▶ **Exercise instructions**
Present the following data again exactly as it is shown.

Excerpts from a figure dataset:

start

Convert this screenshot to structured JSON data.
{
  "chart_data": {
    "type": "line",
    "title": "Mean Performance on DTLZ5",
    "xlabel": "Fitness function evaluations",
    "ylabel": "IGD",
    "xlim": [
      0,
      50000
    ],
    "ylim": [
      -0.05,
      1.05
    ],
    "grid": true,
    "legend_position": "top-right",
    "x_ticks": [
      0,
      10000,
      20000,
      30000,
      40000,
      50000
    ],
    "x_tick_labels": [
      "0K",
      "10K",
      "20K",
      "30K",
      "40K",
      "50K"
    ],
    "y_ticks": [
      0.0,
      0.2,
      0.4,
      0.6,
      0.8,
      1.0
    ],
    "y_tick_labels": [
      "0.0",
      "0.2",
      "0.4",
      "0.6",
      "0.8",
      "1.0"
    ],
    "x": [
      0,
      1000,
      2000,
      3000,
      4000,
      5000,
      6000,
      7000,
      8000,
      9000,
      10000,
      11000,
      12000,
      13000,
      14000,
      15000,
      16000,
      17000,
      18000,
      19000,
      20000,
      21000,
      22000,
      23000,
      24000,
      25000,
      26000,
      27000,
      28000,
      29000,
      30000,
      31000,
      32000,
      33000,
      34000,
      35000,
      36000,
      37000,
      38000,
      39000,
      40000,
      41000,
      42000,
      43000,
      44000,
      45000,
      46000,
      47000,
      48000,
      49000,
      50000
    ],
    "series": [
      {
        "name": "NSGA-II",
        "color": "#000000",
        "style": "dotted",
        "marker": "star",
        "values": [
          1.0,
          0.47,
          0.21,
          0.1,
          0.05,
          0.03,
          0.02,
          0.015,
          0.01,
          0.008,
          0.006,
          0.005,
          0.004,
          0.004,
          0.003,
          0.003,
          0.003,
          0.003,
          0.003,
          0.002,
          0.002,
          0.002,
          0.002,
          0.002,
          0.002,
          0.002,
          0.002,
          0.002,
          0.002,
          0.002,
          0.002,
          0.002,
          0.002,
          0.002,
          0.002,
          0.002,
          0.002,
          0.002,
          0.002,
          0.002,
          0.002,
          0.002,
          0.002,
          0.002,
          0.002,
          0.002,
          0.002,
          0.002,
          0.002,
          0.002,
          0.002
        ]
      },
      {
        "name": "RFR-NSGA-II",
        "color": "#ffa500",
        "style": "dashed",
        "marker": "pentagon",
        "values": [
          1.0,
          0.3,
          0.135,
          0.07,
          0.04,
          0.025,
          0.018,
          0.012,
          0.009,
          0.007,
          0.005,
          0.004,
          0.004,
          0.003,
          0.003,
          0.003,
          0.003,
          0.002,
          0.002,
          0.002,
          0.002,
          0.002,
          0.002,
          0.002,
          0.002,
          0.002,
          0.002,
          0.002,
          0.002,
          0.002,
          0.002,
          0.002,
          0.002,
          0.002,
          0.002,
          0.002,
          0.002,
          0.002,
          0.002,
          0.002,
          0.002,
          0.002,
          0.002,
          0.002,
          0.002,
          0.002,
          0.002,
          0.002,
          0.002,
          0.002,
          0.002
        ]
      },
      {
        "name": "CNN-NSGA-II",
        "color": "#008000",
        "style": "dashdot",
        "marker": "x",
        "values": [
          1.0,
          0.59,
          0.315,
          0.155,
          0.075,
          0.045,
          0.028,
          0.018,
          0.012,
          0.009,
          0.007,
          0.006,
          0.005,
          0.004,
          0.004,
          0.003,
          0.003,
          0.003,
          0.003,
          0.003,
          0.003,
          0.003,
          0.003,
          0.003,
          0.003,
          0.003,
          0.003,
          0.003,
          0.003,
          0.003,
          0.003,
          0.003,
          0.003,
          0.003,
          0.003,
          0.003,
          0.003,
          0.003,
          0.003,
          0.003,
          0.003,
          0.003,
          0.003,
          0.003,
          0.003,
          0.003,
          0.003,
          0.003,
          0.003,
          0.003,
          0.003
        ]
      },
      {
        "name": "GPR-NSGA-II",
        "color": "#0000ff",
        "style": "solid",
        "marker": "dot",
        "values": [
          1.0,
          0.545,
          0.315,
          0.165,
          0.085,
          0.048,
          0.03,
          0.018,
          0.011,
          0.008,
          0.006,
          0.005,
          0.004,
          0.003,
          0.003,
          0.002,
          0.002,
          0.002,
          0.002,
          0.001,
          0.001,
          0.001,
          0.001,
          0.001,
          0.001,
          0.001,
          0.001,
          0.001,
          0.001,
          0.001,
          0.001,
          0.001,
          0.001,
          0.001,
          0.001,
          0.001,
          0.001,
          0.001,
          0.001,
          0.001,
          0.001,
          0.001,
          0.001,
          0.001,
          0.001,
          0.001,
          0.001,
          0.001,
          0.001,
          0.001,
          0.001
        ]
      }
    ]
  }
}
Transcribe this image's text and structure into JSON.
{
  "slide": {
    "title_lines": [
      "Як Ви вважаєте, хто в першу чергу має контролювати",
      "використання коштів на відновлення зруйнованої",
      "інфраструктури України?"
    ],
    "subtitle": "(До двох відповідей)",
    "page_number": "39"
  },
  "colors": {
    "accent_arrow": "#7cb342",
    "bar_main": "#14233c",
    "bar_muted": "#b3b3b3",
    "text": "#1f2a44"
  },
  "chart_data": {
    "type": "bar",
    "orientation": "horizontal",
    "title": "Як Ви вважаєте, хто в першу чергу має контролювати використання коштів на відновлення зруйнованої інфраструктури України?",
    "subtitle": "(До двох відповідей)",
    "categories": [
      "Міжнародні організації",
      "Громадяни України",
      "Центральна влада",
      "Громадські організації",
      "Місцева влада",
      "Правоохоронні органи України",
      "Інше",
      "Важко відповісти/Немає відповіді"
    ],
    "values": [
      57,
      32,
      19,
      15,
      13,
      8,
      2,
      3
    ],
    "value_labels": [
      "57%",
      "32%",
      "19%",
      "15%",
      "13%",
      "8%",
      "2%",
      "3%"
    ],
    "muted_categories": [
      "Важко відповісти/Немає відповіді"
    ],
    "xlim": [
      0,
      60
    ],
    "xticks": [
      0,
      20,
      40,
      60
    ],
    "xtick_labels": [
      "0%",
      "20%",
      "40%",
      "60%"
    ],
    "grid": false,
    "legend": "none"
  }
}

end

▶ **Reply to the task**
Convert this screenshot to structured JSON data.
{
  "chart_data": {
    "type": "line",
    "title": "Mean Performance on DTLZ5",
    "xlabel": "Fitness function evaluations",
    "ylabel": "IGD",
    "xlim": [
      0,
      50000
    ],
    "ylim": [
      -0.05,
      1.05
    ],
    "grid": true,
    "legend_position": "top-right",
    "x_ticks": [
      0,
      10000,
      20000,
      30000,
      40000,
      50000
    ],
    "x_tick_labels": [
      "0K",
      "10K",
      "20K",
      "30K",
      "40K",
      "50K"
    ],
    "y_ticks": [
      0.0,
      0.2,
      0.4,
      0.6,
      0.8,
      1.0
    ],
    "y_tick_labels": [
      "0.0",
      "0.2",
      "0.4",
      "0.6",
      "0.8",
      "1.0"
    ],
    "x": [
      0,
      1000,
      2000,
      3000,
      4000,
      5000,
      6000,
      7000,
      8000,
      9000,
      10000,
      11000,
      12000,
      13000,
      14000,
      15000,
      16000,
      17000,
      18000,
      19000,
      20000,
      21000,
      22000,
      23000,
      24000,
      25000,
      26000,
      27000,
      28000,
      29000,
      30000,
      31000,
      32000,
      33000,
      34000,
      35000,
      36000,
      37000,
      38000,
      39000,
      40000,
      41000,
      42000,
      43000,
      44000,
      45000,
      46000,
      47000,
      48000,
      49000,
      50000
    ],
    "series": [
      {
        "name": "NSGA-II",
        "color": "#000000",
        "style": "dotted",
        "marker": "star",
        "values": [
          1.0,
          0.47,
          0.21,
          0.1,
          0.05,
          0.03,
          0.02,
          0.015,
          0.01,
          0.008,
          0.006,
          0.005,
          0.004,
          0.004,
          0.003,
          0.003,
          0.003,
          0.003,
          0.003,
          0.002,
          0.002,
          0.002,
          0.002,
          0.002,
          0.002,
          0.002,
          0.002,
          0.002,
          0.002,
          0.002,
          0.002,
          0.002,
          0.002,
          0.002,
          0.002,
          0.002,
          0.002,
          0.002,
          0.002,
          0.002,
          0.002,
          0.002,
          0.002,
          0.002,
          0.002,
          0.002,
          0.002,
          0.002,
          0.002,
          0.002,
          0.002
        ]
      },
      {
        "name": "RFR-NSGA-II",
        "color": "#ffa500",
        "style": "dashed",
        "marker": "pentagon",
        "values": [
          1.0,
          0.3,
          0.135,
          0.07,
          0.04,
          0.025,
          0.018,
          0.012,
          0.009,
          0.007,
          0.005,
          0.004,
          0.004,
          0.003,
          0.003,
          0.003,
          0.003,
          0.002,
          0.002,
          0.002,
          0.002,
          0.002,
          0.002,
          0.002,
          0.002,
          0.002,
          0.002,
          0.002,
          0.002,
          0.002,
          0.002,
          0.002,
          0.002,
          0.002,
          0.002,
          0.002,
          0.002,
          0.002,
          0.002,
          0.002,
          0.002,
          0.002,
          0.002,
          0.002,
          0.002,
          0.002,
          0.002,
          0.002,
          0.002,
          0.002,
          0.002
        ]
      },
      {
        "name": "CNN-NSGA-II",
        "color": "#008000",
        "style": "dashdot",
        "marker": "x",
        "values": [
          1.0,
          0.59,
          0.315,
          0.155,
          0.075,
          0.045,
          0.028,
          0.018,
          0.012,
          0.009,
          0.007,
          0.006,
          0.005,
          0.004,
          0.004,
          0.003,
          0.003,
          0.003,
          0.003,
          0.003,
          0.003,
          0.003,
          0.003,
          0.003,
          0.003,
          0.003,
          0.003,
          0.003,
          0.003,
          0.003,
          0.003,
          0.003,
          0.003,
          0.003,
          0.003,
          0.003,
          0.003,
          0.003,
          0.003,
          0.003,
          0.003,
          0.003,
          0.003,
          0.003,
          0.003,
          0.003,
          0.003,
          0.003,
          0.003,
          0.003,
          0.003
        ]
      },
      {
        "name": "GPR-NSGA-II",
        "color": "#0000ff",
        "style": "solid",
        "marker": "dot",
        "values": [
          1.0,
          0.545,
          0.315,
          0.165,
          0.085,
          0.048,
          0.03,
          0.018,
          0.011,
          0.008,
          0.006,
          0.005,
          0.004,
          0.003,
          0.003,
          0.002,
          0.002,
          0.002,
          0.002,
          0.001,
          0.001,
          0.001,
          0.001,
          0.001,
          0.001,
          0.001,
          0.001,
          0.001,
          0.001,
          0.001,
          0.001,
          0.001,
          0.001,
          0.001,
          0.001,
          0.001,
          0.001,
          0.001,
          0.001,
          0.001,
          0.001,
          0.001,
          0.001,
          0.001,
          0.001,
          0.001,
          0.001,
          0.001,
          0.001,
          0.001,
          0.001
        ]
      }
    ]
  }
}
Transcribe this image's text and structure into JSON.
{
  "slide": {
    "title_lines": [
      "Як Ви вважаєте, хто в першу чергу має контролювати",
      "використання коштів на відновлення зруйнованої",
      "інфраструктури України?"
    ],
    "subtitle": "(До двох відповідей)",
    "page_number": "39"
  },
  "colors": {
    "accent_arrow": "#7cb342",
    "bar_main": "#14233c",
    "bar_muted": "#b3b3b3",
    "text": "#1f2a44"
  },
  "chart_data": {
    "type": "bar",
    "orientation": "horizontal",
    "title": "Як Ви вважаєте, хто в першу чергу має контролювати використання коштів на відновлення зруйнованої інфраструктури України?",
    "subtitle": "(До двох відповідей)",
    "categories": [
      "Міжнародні організації",
      "Громадяни України",
      "Центральна влада",
      "Громадські організації",
      "Місцева влада",
      "Правоохоронні органи України",
      "Інше",
      "Важко відповісти/Немає відповіді"
    ],
    "values": [
      57,
      32,
      19,
      15,
      13,
      8,
      2,
      3
    ],
    "value_labels": [
      "57%",
      "32%",
      "19%",
      "15%",
      "13%",
      "8%",
      "2%",
      "3%"
    ],
    "muted_categories": [
      "Важко відповісти/Немає відповіді"
    ],
    "xlim": [
      0,
      60
    ],
    "xticks": [
      0,
      20,
      40,
      60
    ],
    "xtick_labels": [
      "0%",
      "20%",
      "40%",
      "60%"
    ],
    "grid": false,
    "legend": "none"
  }
}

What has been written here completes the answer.